-- PROBLEM DETAILS --
Search the records below for the word "this" and show every line where it occurs.

-- EXTRACTED DATA --
____________________

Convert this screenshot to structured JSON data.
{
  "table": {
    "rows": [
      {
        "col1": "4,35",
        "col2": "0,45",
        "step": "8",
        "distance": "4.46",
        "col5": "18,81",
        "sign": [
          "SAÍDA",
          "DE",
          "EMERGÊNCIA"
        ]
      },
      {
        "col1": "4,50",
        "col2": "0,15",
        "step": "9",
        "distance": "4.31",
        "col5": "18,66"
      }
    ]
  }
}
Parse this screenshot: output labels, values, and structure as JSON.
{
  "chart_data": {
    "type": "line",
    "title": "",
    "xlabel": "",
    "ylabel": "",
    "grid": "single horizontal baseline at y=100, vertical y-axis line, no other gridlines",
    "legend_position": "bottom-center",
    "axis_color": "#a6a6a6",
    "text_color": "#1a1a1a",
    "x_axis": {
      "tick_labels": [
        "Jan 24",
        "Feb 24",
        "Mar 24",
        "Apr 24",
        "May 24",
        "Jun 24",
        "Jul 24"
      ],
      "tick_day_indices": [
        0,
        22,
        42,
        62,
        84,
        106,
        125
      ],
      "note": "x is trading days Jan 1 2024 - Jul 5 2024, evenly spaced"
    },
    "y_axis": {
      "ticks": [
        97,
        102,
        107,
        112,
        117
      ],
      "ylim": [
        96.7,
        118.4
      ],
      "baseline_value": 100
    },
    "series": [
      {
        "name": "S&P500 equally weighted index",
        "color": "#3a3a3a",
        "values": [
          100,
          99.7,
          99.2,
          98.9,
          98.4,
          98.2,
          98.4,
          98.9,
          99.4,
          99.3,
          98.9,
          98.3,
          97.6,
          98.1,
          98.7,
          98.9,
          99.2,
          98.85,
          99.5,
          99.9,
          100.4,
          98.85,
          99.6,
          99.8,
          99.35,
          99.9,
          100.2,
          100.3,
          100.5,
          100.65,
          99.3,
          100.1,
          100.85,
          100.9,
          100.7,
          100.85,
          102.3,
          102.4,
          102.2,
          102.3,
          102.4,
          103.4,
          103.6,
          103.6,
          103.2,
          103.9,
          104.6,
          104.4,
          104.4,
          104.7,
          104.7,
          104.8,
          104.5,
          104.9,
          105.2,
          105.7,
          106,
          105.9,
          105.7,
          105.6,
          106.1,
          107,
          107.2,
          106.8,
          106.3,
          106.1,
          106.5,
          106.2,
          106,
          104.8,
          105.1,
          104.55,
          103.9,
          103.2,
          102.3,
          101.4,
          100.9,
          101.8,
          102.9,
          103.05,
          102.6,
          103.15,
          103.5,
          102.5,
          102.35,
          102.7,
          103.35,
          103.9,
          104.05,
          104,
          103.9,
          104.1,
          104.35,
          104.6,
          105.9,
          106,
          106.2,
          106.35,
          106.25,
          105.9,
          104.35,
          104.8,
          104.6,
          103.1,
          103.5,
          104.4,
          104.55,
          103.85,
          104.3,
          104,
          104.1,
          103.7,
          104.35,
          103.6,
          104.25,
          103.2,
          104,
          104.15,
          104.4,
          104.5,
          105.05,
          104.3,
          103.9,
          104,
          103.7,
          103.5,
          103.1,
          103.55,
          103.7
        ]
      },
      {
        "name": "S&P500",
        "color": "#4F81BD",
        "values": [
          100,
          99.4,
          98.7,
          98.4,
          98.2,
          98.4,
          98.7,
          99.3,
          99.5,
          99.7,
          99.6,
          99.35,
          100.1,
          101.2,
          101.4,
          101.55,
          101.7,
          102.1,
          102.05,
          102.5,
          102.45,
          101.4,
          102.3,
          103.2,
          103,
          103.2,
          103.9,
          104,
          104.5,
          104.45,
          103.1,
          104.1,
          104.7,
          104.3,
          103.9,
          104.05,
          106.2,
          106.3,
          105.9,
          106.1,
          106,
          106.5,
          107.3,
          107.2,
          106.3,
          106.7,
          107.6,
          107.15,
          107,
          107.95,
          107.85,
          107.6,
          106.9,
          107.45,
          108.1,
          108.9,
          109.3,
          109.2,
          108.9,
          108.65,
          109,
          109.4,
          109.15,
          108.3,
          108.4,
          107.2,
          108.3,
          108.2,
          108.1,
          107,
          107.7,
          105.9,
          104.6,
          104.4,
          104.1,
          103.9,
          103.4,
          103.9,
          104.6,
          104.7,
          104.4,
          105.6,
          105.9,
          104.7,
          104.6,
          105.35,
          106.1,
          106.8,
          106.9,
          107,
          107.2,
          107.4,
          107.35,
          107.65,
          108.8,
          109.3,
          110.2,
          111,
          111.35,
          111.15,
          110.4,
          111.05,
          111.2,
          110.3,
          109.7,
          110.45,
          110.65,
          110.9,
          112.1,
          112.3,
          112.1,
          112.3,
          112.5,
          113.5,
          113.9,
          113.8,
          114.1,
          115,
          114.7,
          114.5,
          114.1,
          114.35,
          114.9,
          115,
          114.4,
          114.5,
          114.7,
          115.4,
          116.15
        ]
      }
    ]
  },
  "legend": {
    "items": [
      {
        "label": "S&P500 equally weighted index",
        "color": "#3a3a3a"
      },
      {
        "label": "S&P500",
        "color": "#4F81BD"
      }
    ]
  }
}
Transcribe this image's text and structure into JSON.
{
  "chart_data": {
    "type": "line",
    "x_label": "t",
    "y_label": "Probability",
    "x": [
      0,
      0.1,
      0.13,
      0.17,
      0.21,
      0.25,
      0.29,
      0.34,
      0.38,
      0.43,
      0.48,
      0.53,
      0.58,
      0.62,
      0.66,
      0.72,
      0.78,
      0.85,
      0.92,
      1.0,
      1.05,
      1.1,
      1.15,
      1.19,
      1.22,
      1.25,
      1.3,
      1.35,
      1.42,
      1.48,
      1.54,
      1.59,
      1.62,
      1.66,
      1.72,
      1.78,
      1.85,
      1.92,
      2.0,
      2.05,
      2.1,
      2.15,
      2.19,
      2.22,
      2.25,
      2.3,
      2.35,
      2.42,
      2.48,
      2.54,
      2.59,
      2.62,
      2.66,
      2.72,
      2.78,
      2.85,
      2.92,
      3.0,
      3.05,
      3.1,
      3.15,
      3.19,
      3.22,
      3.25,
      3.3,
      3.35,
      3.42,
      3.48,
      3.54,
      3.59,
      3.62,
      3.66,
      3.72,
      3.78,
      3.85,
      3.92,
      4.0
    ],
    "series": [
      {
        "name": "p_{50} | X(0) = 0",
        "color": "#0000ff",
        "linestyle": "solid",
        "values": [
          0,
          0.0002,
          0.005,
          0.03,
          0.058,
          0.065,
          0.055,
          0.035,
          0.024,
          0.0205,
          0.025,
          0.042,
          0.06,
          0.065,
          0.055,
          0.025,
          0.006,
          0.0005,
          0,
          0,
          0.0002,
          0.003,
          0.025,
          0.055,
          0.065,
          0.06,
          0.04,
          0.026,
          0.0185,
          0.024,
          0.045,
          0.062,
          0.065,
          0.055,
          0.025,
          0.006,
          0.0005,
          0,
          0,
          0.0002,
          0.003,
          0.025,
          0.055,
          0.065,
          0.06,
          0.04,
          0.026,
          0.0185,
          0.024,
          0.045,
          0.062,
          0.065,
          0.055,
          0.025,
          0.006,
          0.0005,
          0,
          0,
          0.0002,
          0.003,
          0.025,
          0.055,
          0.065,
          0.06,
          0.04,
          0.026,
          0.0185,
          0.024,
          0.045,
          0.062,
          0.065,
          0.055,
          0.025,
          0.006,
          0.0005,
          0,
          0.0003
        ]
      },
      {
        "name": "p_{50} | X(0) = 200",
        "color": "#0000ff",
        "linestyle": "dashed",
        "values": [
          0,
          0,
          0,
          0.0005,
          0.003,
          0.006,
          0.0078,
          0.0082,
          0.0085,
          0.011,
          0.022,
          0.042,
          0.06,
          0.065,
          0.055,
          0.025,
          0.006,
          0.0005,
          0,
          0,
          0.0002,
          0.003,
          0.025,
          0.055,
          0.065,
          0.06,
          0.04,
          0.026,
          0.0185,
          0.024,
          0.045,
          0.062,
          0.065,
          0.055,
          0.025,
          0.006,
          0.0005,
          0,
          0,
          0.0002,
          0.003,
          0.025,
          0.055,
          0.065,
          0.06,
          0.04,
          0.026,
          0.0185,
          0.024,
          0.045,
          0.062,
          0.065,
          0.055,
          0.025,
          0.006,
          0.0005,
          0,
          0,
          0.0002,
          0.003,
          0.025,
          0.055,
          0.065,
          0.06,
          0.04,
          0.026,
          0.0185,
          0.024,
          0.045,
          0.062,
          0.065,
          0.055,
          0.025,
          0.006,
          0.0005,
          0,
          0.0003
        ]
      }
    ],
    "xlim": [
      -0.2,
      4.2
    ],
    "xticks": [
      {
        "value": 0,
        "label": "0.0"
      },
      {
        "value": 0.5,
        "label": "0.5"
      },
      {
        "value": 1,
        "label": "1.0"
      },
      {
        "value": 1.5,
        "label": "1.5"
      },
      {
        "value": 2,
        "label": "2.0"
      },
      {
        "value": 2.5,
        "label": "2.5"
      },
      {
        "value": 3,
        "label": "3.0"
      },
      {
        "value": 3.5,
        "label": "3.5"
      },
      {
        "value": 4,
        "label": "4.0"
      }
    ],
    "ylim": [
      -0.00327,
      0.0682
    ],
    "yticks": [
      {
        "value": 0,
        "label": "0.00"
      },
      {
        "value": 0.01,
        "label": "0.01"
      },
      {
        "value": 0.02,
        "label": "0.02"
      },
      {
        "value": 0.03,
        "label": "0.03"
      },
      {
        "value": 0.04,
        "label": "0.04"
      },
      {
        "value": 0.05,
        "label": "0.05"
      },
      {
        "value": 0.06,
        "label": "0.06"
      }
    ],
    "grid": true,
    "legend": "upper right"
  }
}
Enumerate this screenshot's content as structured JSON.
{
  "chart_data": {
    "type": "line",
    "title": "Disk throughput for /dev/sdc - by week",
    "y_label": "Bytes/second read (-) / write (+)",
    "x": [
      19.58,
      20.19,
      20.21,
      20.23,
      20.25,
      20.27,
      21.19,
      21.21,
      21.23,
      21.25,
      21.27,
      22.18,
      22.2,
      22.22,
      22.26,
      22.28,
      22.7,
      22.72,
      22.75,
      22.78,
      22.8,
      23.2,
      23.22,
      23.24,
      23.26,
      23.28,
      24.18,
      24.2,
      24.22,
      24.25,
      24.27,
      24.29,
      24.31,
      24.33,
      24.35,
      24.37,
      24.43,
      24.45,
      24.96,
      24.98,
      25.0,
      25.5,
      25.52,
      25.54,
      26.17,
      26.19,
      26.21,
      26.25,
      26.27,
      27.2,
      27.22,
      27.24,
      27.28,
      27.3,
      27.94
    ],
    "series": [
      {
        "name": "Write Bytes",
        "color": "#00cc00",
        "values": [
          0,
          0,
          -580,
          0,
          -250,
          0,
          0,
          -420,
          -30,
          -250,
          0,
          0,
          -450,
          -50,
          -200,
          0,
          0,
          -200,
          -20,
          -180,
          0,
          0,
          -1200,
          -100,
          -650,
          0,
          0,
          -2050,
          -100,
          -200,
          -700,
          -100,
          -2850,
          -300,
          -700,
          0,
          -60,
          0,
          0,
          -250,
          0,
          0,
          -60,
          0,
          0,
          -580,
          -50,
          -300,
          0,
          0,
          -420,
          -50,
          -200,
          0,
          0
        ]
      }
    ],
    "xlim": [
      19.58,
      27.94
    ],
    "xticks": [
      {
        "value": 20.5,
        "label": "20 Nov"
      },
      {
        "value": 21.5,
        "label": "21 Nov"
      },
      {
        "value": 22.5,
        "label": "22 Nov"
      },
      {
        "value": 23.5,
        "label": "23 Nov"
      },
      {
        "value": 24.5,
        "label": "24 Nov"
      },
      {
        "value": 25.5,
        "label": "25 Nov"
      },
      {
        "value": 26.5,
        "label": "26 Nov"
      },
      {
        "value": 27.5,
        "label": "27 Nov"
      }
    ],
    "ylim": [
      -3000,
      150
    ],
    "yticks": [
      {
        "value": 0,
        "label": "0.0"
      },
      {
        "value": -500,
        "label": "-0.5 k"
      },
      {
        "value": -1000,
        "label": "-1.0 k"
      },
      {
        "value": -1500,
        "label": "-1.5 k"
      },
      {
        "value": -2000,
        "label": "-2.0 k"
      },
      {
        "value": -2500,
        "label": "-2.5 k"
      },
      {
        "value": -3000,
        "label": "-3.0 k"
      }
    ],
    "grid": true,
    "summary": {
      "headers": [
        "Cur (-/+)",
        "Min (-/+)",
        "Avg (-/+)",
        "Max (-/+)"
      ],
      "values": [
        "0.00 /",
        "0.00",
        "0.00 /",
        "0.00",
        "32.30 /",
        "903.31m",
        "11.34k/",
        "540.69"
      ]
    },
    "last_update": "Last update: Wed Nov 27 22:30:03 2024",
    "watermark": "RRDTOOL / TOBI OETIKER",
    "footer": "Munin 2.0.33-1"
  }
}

____________________

-- SOLVED EXERCISE --
Convert this screenshot to structured JSON data.
Parse this screenshot: output labels, values, and structure as JSON.
Transcribe this image's text and structure into JSON.
Enumerate this screenshot's content as structured JSON.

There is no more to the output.